■ PROBLEM DETAILS
Pictures stay out of the copy; set down each line of the listing below exactly.

[BEGIN]

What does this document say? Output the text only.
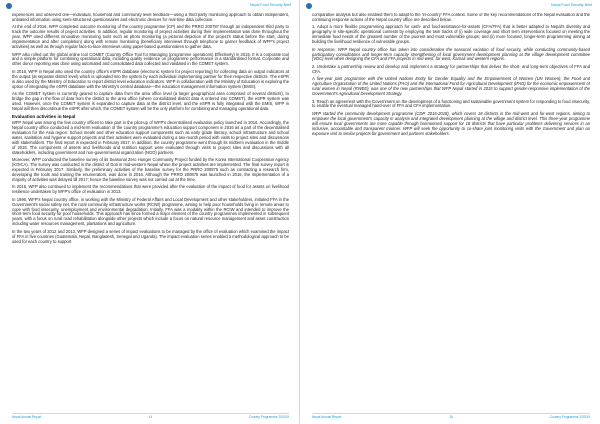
Nepal Food Security Brief

experiences and observed one—individual, household and community level feedback—using a third party monitoring approach to obtain independent, unbiased information using semi-structured questionnaires and electronic devices for real-time data collection.

At the end of 2016, WFP completed outcome monitoring of the country programme (CP) and the PRRO 200787 through an independent third party to track the outcome results of project activities. In addition, regular monitoring of project activities during their implementation was done throughout the year. WFP used different innovative monitoring tools such as photo monitoring (a pictorial depiction of the project's status before the start, during implementation and after completion) along with remote monitoring (beneficiary interviews through telephone to garner feedback of WFP's project activities) as well as through regular face-to-face interviews using paper-based questionnaires to gather data.

WFP also rolled out the global online tool COMET (Country Office Tool for Managing (programme operations) Effectively) in 2016. It is a corporate tool and a simple platform for combining operational data, including quality evidence on programme performance in a standardised format. Corporate and other donor reporting was done using automated and consolidated data collected and validated in the COMET system.

In 2016, WFP in Nepal also used the country office's eSPR database (electronic system for project reporting) for collecting data on output indicators at the output (at separate district level) which is uploaded into the system by each individual implementing partner for their respective districts. The eSPR is also used by the Ministry of Education to report district level education indicators. WFP in collaboration with the Ministry of Education is exploring the option of integrating the eSPR database with the Ministry's central database—the education management information system (EMIS).

As the COMET system is currently geared to capture data from the area office level (a larger geographical area comprised of several districts), to bridge the gap in the flow of data from the district to the area office (where consolidated district data is entered into COMET), the eSPR system was used. However, once the COMET system is expanded to capture data at the district level, and the eSPR is fully integrated with the EMIS, WFP in Nepal will then discontinue the eSPR after which, the COMET system will be the only platform for combining and managing operational data.

Evaluation activities in Nepal

WFP Nepal was among the few country offices to take part in the pilot-up of WFP's decentralised evaluation policy launched in 2016. Accordingly, the Nepal country office conducted a mid-term evaluation of the country programme's education support component in 2016 as a part of the decentralised evaluation for the Asia region. School meals and other education support components such as early grade literacy, school infrastructure and school water, sanitation and hygiene support projects and their activities were evaluated during a two-month period with visits to project sites and discussions with stakeholders. The final report is expected in February 2017. In addition, the country programme went through its midterm evaluation in the middle of 2016. The components of assets and livelihoods and nutrition support were evaluated through visits to project sites and discussions with all stakeholders, including government and non-governmental organization (NGO) partners.

Moreover, WFP conducted the baseline survey of its Seasonal Zero Hunger Community Project funded by the Korea International Cooperation Agency (KOICA). The survey was conducted in the district of Doti in mid-western Nepal where the project activities are implemented. The final survey report is expected in February 2017. Similarly, the preliminary activities of the baseline survey for the PRRO 200875 such as contracting a research firm, developing the tools and training the enumerators, was done in 2016. Although the PRRO 200875 was launched in 2016, the implementation of a majority of activities was delayed till 2017; hence the baseline survey was not carried out at the time.

In 2016, WFP also continued to implement the recommendations that were provided after the evaluation of the impact of food for assets on livelihood resilience undertaken by WFP's office of evaluation in 2013.

In 1996, WFP's Nepal country office, in working with the Ministry of Federal Affairs and Local Development and other stakeholders, initiated FFA in the Government's social safety net, the rural community infrastructure works (RCIW) programme, aiming to help poor households living in remote areas to cope with food insecurity, unemployment and environmental degradation. Initially, FFA was a modality within the RCIW and intended to improve the short-term food security for poor households. This approach has since formed a major element of the country programmes implemented in subsequent years, with a focus on rural road rehabilitation alongside other projects which include a focus on natural resource management and asset construction including water resources management, plantations and agriculture.

In the two years of 2012 and 2013, WFP designed a series of impact evaluations to be managed by the office of evaluation which examined the impact of FFA in five countries (Guatemala, Nepal, Bangladesh, Senegal and Uganda). The impact evaluation series enabled a methodological approach to be used for each country to support

Nepal Annual Report	14	Country Programme 200319
Nepal Food Security Brief

comparative analysis but also enabled them to adapt to the 'in-country' FFA context. Some of the key recommendations of the Nepal evaluation and the continuing response actions of the Nepal country office are described below.

1. Adopt a more flexible programming approach for cash- and food-assistance-for-assets (CFA/FFA) that is better adapted to Nepal's diversity and geography in site-specific operational contexts by employing the twin tracks of (i) wide coverage and short term interventions focused on meeting the immediate food needs of the greatest number of the poorest and most vulnerable groups; and (ii) more focused, longer-term programming aiming at building the livelihood resilience of vulnerable groups.

In response, WFP Nepal country office has taken into consideration the seasonal variation of food security, while conducting community-based participatory consultations and longer-term capacity strengthening of local government development planning at the village development committee (VDC) level when designing the CFA and FFA projects in mid-west, far-west, Karnali and western regions.

2. Undertake a partnership review and develop and implement a strategy for partnerships that deliver the short- and long-term objectives of FFA and CFA.

A five-year joint programme with the United Nations Entity for Gender Equality and the Empowerment of Women (UN Women), the Food and Agriculture Organization of the United Nations (FAO) and the International Fund for Agricultural Development (IFAD) for the economic empowerment of rural women in Nepal (RWEE), was one of the new partnerships that WFP Nepal started in 2015 to support gender-responsive implementation of the Government's Agricultural Development Strategy.

3. Reach an agreement with the Government on the development of a functioning and sustainable government system for responding to food insecurity, to enable the eventual managed hand-over of FFA and CFA implementation.

WFP started the community development programme (CDP, 2016-2018), which covers 18 districts in the mid-west and far-west regions, aiming to empower the local government's capacity in analysis and integrated development planning at the village and district level. This three-year programme will ensure local governments are more capable through harmonised support for 18 districts that have particular problems delivering services in an inclusive, accountable and transparent manner. WFP will seek the opportunity to co-share joint monitoring visits with the Government and plan an exposure visit to similar projects for government and partners stakeholders.

Nepal Annual Report	15	Country Programme 200319
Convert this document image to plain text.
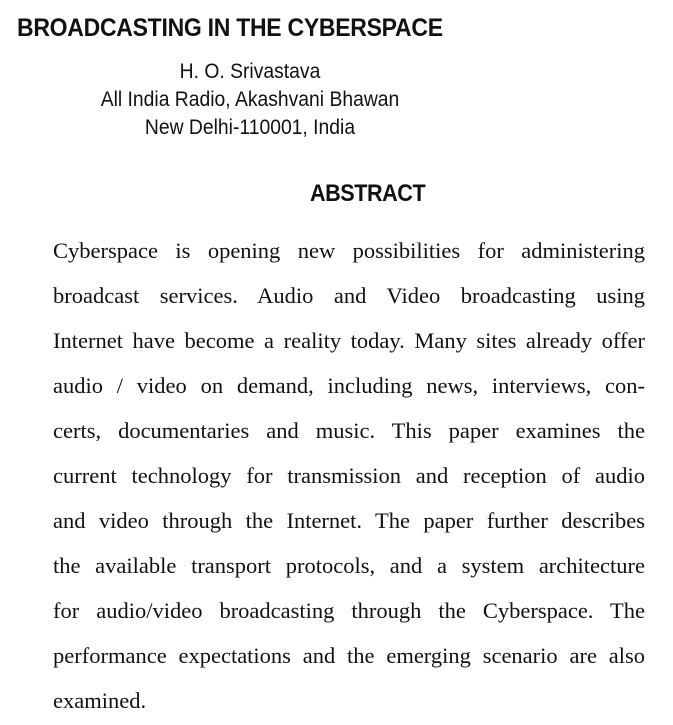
BROADCASTING IN THE CYBERSPACE
H. O. Srivastava
All India Radio, Akashvani Bhawan
New Delhi-110001, India
ABSTRACT
Cyberspace is opening new possibilities for administering
broadcast services. Audio and Video broadcasting using
Internet have become a reality today. Many sites already offer
audio / video on demand, including news, interviews, con-
certs, documentaries and music. This paper examines the
current technology for transmission and reception of audio
and video through the Internet. The paper further describes
the available transport protocols, and a system architecture
for audio/video broadcasting through the Cyberspace. The
performance expectations and the emerging scenario are also
examined.
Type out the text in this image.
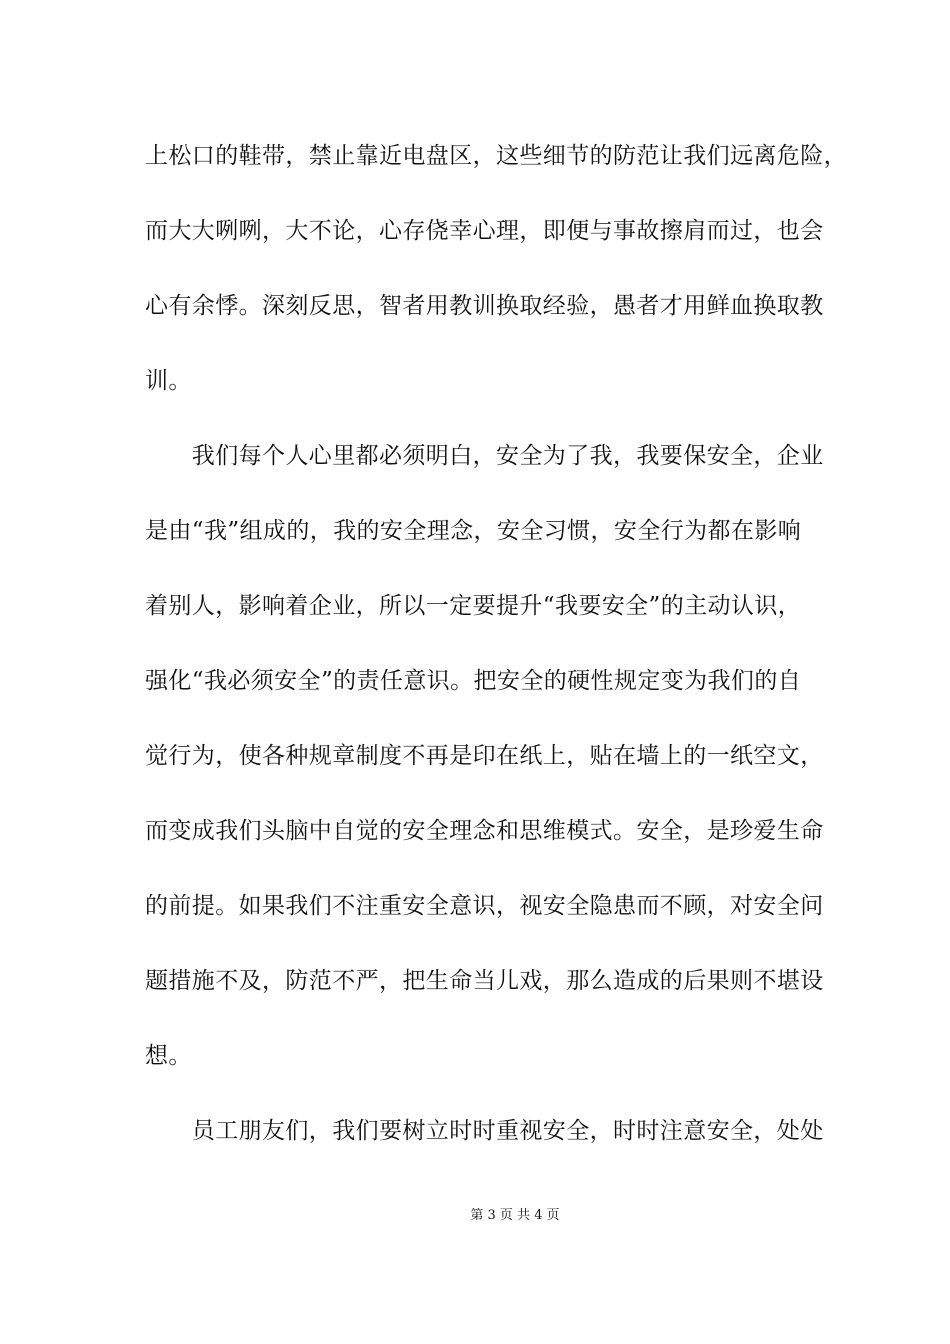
上松口的鞋带，禁止靠近电盘区，这些细节的防范让我们远离危险，
而大大咧咧，大不论，心存侥幸心理，即便与事故擦肩而过，也会
心有余悸。深刻反思，智者用教训换取经验，愚者才用鲜血换取教
训。
　　我们每个人心里都必须明白，安全为了我，我要保安全，企业
是由“我”组成的，我的安全理念，安全习惯，安全行为都在影响
着别人，影响着企业，所以一定要提升“我要安全”的主动认识，
强化“我必须安全”的责任意识。把安全的硬性规定变为我们的自
觉行为，使各种规章制度不再是印在纸上，贴在墙上的一纸空文，
而变成我们头脑中自觉的安全理念和思维模式。安全，是珍爱生命
的前提。如果我们不注重安全意识，视安全隐患而不顾，对安全问
题措施不及，防范不严，把生命当儿戏，那么造成的后果则不堪设
想。
　　员工朋友们，我们要树立时时重视安全，时时注意安全，处处
第 3 页 共 4 页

[END]

■ CORRECT OUTPUT
What does this document say? Output the text only.
Nepal Food Security Brief

experiences and observed one—individual, household and community level feedback—using a third party monitoring approach to obtain independent, unbiased information using semi-structured questionnaires and electronic devices for real-time data collection.

At the end of 2016, WFP completed outcome monitoring of the country programme (CP) and the PRRO 200787 through an independent third party to track the outcome results of project activities. In addition, regular monitoring of project activities during their implementation was done throughout the year. WFP used different innovative monitoring tools such as photo monitoring (a pictorial depiction of the project's status before the start, during implementation and after completion) along with remote monitoring (beneficiary interviews through telephone to garner feedback of WFP's project activities) as well as through regular face-to-face interviews using paper-based questionnaires to gather data.

WFP also rolled out the global online tool COMET (Country Office Tool for Managing (programme operations) Effectively) in 2016. It is a corporate tool and a simple platform for combining operational data, including quality evidence on programme performance in a standardised format. Corporate and other donor reporting was done using automated and consolidated data collected and validated in the COMET system.

In 2016, WFP in Nepal also used the country office's eSPR database (electronic system for project reporting) for collecting data on output indicators at the output (at separate district level) which is uploaded into the system by each individual implementing partner for their respective districts. The eSPR is also used by the Ministry of Education to report district level education indicators. WFP in collaboration with the Ministry of Education is exploring the option of integrating the eSPR database with the Ministry's central database—the education management information system (EMIS).

As the COMET system is currently geared to capture data from the area office level (a larger geographical area comprised of several districts), to bridge the gap in the flow of data from the district to the area office (where consolidated district data is entered into COMET), the eSPR system was used. However, once the COMET system is expanded to capture data at the district level, and the eSPR is fully integrated with the EMIS, WFP in Nepal will then discontinue the eSPR after which, the COMET system will be the only platform for combining and managing operational data.

Evaluation activities in Nepal

WFP Nepal was among the few country offices to take part in the pilot-up of WFP's decentralised evaluation policy launched in 2016. Accordingly, the Nepal country office conducted a mid-term evaluation of the country programme's education support component in 2016 as a part of the decentralised evaluation for the Asia region. School meals and other education support components such as early grade literacy, school infrastructure and school water, sanitation and hygiene support projects and their activities were evaluated during a two-month period with visits to project sites and discussions with stakeholders. The final report is expected in February 2017. In addition, the country programme went through its midterm evaluation in the middle of 2016. The components of assets and livelihoods and nutrition support were evaluated through visits to project sites and discussions with all stakeholders, including government and non-governmental organization (NGO) partners.

Moreover, WFP conducted the baseline survey of its Seasonal Zero Hunger Community Project funded by the Korea International Cooperation Agency (KOICA). The survey was conducted in the district of Doti in mid-western Nepal where the project activities are implemented. The final survey report is expected in February 2017. Similarly, the preliminary activities of the baseline survey for the PRRO 200875 such as contracting a research firm, developing the tools and training the enumerators, was done in 2016. Although the PRRO 200875 was launched in 2016, the implementation of a majority of activities was delayed till 2017; hence the baseline survey was not carried out at the time.

In 2016, WFP also continued to implement the recommendations that were provided after the evaluation of the impact of food for assets on livelihood resilience undertaken by WFP's office of evaluation in 2013.

In 1996, WFP's Nepal country office, in working with the Ministry of Federal Affairs and Local Development and other stakeholders, initiated FFA in the Government's social safety net, the rural community infrastructure works (RCIW) programme, aiming to help poor households living in remote areas to cope with food insecurity, unemployment and environmental degradation. Initially, FFA was a modality within the RCIW and intended to improve the short-term food security for poor households. This approach has since formed a major element of the country programmes implemented in subsequent years, with a focus on rural road rehabilitation alongside other projects which include a focus on natural resource management and asset construction including water resources management, plantations and agriculture.

In the two years of 2012 and 2013, WFP designed a series of impact evaluations to be managed by the office of evaluation which examined the impact of FFA in five countries (Guatemala, Nepal, Bangladesh, Senegal and Uganda). The impact evaluation series enabled a methodological approach to be used for each country to support

Nepal Annual Report	14	Country Programme 200319
Nepal Food Security Brief

comparative analysis but also enabled them to adapt to the 'in-country' FFA context. Some of the key recommendations of the Nepal evaluation and the continuing response actions of the Nepal country office are described below.

1. Adopt a more flexible programming approach for cash- and food-assistance-for-assets (CFA/FFA) that is better adapted to Nepal's diversity and geography in site-specific operational contexts by employing the twin tracks of (i) wide coverage and short term interventions focused on meeting the immediate food needs of the greatest number of the poorest and most vulnerable groups; and (ii) more focused, longer-term programming aiming at building the livelihood resilience of vulnerable groups.

In response, WFP Nepal country office has taken into consideration the seasonal variation of food security, while conducting community-based participatory consultations and longer-term capacity strengthening of local government development planning at the village development committee (VDC) level when designing the CFA and FFA projects in mid-west, far-west, Karnali and western regions.

2. Undertake a partnership review and develop and implement a strategy for partnerships that deliver the short- and long-term objectives of FFA and CFA.

A five-year joint programme with the United Nations Entity for Gender Equality and the Empowerment of Women (UN Women), the Food and Agriculture Organization of the United Nations (FAO) and the International Fund for Agricultural Development (IFAD) for the economic empowerment of rural women in Nepal (RWEE), was one of the new partnerships that WFP Nepal started in 2015 to support gender-responsive implementation of the Government's Agricultural Development Strategy.

3. Reach an agreement with the Government on the development of a functioning and sustainable government system for responding to food insecurity, to enable the eventual managed hand-over of FFA and CFA implementation.

WFP started the community development programme (CDP, 2016-2018), which covers 18 districts in the mid-west and far-west regions, aiming to empower the local government's capacity in analysis and integrated development planning at the village and district level. This three-year programme will ensure local governments are more capable through harmonised support for 18 districts that have particular problems delivering services in an inclusive, accountable and transparent manner. WFP will seek the opportunity to co-share joint monitoring visits with the Government and plan an exposure visit to similar projects for government and partners stakeholders.

Nepal Annual Report	15	Country Programme 200319
Convert this document image to plain text.
BROADCASTING IN THE CYBERSPACE
H. O. Srivastava
All India Radio, Akashvani Bhawan
New Delhi-110001, India
ABSTRACT
Cyberspace is opening new possibilities for administering
broadcast services. Audio and Video broadcasting using
Internet have become a reality today. Many sites already offer
audio / video on demand, including news, interviews, con-
certs, documentaries and music. This paper examines the
current technology for transmission and reception of audio
and video through the Internet. The paper further describes
the available transport protocols, and a system architecture
for audio/video broadcasting through the Cyberspace. The
performance expectations and the emerging scenario are also
examined.
Type out the text in this image.
上松口的鞋带，禁止靠近电盘区，这些细节的防范让我们远离危险，
而大大咧咧，大不论，心存侥幸心理，即便与事故擦肩而过，也会
心有余悸。深刻反思，智者用教训换取经验，愚者才用鲜血换取教
训。
　　我们每个人心里都必须明白，安全为了我，我要保安全，企业
是由“我”组成的，我的安全理念，安全习惯，安全行为都在影响
着别人，影响着企业，所以一定要提升“我要安全”的主动认识，
强化“我必须安全”的责任意识。把安全的硬性规定变为我们的自
觉行为，使各种规章制度不再是印在纸上，贴在墙上的一纸空文，
而变成我们头脑中自觉的安全理念和思维模式。安全，是珍爱生命
的前提。如果我们不注重安全意识，视安全隐患而不顾，对安全问
题措施不及，防范不严，把生命当儿戏，那么造成的后果则不堪设
想。
　　员工朋友们，我们要树立时时重视安全，时时注意安全，处处
第 3 页 共 4 页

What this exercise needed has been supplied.